→ **EXTRAIT**:
-------------------------
La Planète Six

Les villes : partie 6

Detroit

Difficile de trouver endroit plus emblématique du déclin des mégalopoles américaines que Detroit.

La ville connait un développement fulgurant durant la première moitié du XX.s après qu’un certain Henry Ford y installe sa première usine pour y fabriquer la célèbre Ford T. Cette voiture, fabriquée en un temps record grâce au travail à la chaine, fera sa fortune. L’industrie automobile toute entière s’implante alors à Detroit. La population passe de 250 000 habitants à près de 2 millions.
-------------------------
→ **LIGNES FOURNIES**:
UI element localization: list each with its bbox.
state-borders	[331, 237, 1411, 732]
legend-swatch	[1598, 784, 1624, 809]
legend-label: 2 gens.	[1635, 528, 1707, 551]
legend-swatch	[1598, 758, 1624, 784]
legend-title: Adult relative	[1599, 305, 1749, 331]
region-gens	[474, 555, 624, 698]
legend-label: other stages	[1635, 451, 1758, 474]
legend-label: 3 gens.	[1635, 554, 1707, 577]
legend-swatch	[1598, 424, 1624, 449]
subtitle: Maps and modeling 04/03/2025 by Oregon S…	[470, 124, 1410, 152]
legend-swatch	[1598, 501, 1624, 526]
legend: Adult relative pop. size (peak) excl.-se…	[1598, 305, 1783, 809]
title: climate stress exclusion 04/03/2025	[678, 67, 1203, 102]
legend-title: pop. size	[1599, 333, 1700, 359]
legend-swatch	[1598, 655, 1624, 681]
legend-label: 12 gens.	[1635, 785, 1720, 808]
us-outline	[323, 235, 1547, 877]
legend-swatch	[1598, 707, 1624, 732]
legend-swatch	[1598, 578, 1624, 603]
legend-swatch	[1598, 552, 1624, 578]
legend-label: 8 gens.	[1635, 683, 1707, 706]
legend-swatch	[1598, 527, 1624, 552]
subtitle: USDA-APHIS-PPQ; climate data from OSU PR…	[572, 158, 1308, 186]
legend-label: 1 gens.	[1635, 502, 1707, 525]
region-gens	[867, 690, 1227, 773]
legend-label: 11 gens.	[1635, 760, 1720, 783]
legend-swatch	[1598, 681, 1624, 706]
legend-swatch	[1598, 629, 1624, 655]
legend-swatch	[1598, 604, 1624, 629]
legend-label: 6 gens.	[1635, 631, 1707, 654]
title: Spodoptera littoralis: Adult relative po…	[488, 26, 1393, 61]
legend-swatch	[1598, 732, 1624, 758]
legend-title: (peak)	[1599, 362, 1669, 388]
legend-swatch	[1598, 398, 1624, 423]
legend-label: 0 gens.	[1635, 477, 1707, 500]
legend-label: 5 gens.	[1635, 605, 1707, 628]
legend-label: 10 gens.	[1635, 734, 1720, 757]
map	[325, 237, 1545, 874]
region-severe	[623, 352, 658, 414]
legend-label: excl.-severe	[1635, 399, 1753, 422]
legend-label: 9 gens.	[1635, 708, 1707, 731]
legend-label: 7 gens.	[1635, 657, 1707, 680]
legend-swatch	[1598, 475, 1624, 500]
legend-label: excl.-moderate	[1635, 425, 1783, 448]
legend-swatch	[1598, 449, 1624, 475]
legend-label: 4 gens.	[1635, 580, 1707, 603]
-------------------------
→ **CONSIGNE**: Recopiez mot pour mot l'intégralité de l'extrait ci-dessus consacré à Detroit.

→ **CORRIGÉ**:
La Planète Six

Les villes : partie 6

Detroit

Difficile de trouver endroit plus emblématique du déclin des mégalopoles américaines que Detroit.

La ville connait un développement fulgurant durant la première moitié du XX.s après qu’un certain Henry Ford y installe sa première usine pour y fabriquer la célèbre Ford T. Cette voiture, fabriquée en un temps record grâce au travail à la chaine, fera sa fortune. L’industrie automobile toute entière s’implante alors à Detroit. La population passe de 250 000 habitants à près de 2 millions.